Across the entries below, count the lines in which the word "Backbone" occurs. Reply with the count alone.
>> Begin
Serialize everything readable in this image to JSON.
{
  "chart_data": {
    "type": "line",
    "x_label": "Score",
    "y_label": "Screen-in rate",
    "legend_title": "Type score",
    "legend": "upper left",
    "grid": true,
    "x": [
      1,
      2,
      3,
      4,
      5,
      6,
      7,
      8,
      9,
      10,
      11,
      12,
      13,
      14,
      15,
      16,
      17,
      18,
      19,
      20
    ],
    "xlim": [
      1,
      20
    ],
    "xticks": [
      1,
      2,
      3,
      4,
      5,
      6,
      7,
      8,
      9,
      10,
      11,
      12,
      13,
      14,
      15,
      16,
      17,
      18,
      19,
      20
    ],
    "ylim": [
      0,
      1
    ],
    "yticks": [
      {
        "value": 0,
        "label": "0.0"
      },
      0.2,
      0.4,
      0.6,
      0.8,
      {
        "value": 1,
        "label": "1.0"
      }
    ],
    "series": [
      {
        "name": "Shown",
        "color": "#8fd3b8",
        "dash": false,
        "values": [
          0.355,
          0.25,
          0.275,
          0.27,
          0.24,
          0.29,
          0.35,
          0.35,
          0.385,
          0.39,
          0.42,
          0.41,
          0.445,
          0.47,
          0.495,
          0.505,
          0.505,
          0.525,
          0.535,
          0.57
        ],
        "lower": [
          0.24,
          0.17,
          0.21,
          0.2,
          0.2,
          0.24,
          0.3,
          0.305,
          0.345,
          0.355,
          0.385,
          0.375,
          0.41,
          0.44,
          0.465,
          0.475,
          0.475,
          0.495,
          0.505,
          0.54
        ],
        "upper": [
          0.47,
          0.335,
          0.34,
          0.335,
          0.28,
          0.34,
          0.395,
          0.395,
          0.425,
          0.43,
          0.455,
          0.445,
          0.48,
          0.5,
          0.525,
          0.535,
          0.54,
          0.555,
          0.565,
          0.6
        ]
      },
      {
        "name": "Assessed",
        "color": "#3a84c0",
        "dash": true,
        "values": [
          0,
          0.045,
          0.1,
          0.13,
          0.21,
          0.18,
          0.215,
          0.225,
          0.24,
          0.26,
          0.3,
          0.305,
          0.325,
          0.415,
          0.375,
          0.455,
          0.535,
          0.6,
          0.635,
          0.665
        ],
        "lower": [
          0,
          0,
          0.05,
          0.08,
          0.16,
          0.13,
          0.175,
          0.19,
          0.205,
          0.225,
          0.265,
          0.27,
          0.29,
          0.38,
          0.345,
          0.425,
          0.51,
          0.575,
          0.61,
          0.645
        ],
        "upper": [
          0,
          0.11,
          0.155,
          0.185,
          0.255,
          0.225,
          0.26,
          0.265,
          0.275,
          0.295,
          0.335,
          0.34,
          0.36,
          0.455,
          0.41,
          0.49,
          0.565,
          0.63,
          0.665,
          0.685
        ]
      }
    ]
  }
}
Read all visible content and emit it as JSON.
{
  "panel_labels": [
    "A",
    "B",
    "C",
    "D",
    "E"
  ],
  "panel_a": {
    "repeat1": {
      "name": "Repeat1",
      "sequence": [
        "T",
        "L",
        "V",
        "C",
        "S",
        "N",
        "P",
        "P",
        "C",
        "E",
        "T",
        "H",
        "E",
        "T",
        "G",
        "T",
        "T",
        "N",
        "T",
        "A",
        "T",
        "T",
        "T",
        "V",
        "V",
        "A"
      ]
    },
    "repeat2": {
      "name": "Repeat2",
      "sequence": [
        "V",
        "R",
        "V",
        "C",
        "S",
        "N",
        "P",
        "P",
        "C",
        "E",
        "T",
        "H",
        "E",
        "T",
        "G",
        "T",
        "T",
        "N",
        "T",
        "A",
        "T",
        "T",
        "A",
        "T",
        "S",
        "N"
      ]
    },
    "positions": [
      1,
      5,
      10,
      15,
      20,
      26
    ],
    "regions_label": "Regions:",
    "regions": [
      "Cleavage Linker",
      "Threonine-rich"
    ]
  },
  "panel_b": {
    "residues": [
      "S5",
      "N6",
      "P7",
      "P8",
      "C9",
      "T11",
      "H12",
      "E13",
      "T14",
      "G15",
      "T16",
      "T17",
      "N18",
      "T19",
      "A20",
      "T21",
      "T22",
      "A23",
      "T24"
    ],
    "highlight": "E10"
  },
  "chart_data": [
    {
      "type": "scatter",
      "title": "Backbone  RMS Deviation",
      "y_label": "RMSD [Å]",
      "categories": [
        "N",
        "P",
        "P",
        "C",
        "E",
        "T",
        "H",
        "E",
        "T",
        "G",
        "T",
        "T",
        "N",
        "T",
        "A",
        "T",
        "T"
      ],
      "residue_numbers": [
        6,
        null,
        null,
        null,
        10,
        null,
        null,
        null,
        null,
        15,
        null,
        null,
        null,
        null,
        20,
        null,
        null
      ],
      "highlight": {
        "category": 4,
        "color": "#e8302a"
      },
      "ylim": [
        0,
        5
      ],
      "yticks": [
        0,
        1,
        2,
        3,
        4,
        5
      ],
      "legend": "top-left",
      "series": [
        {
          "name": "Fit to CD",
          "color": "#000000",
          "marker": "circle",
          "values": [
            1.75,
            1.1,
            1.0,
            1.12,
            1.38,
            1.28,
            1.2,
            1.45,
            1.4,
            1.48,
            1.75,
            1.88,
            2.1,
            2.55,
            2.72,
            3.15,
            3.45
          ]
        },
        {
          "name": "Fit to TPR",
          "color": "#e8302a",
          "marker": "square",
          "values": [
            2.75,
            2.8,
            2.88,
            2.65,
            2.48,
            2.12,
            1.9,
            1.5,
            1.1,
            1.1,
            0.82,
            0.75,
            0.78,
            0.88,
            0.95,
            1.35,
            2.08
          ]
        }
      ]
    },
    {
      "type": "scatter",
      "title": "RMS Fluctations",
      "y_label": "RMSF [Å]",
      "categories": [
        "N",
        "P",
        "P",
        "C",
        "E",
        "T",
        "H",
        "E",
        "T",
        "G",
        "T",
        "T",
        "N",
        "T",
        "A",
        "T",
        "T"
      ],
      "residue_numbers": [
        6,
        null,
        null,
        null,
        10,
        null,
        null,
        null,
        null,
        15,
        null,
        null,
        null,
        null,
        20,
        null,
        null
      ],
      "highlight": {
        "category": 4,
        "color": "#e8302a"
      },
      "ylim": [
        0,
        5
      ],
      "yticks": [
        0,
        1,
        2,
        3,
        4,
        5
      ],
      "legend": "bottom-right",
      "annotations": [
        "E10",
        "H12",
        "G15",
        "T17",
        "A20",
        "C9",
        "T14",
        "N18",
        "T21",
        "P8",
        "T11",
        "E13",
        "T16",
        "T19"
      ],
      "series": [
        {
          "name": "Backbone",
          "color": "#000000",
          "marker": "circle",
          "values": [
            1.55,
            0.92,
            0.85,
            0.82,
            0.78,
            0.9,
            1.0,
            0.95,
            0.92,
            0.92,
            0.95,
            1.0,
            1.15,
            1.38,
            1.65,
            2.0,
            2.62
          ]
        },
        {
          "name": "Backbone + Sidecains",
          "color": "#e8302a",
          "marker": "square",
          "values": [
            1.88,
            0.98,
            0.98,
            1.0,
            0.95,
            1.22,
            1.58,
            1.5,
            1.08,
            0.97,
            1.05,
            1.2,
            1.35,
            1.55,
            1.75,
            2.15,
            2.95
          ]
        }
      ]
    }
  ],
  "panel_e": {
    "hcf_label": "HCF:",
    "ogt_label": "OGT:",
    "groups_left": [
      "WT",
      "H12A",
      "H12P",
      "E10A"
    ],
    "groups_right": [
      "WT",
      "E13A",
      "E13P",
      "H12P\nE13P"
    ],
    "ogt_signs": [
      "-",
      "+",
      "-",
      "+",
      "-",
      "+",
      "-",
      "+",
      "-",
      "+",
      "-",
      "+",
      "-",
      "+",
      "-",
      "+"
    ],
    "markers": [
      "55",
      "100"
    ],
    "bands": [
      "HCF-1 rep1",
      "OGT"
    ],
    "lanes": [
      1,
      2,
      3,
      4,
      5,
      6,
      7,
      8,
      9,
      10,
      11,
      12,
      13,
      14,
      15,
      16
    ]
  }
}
>> End
* [FULL ANSWER] 3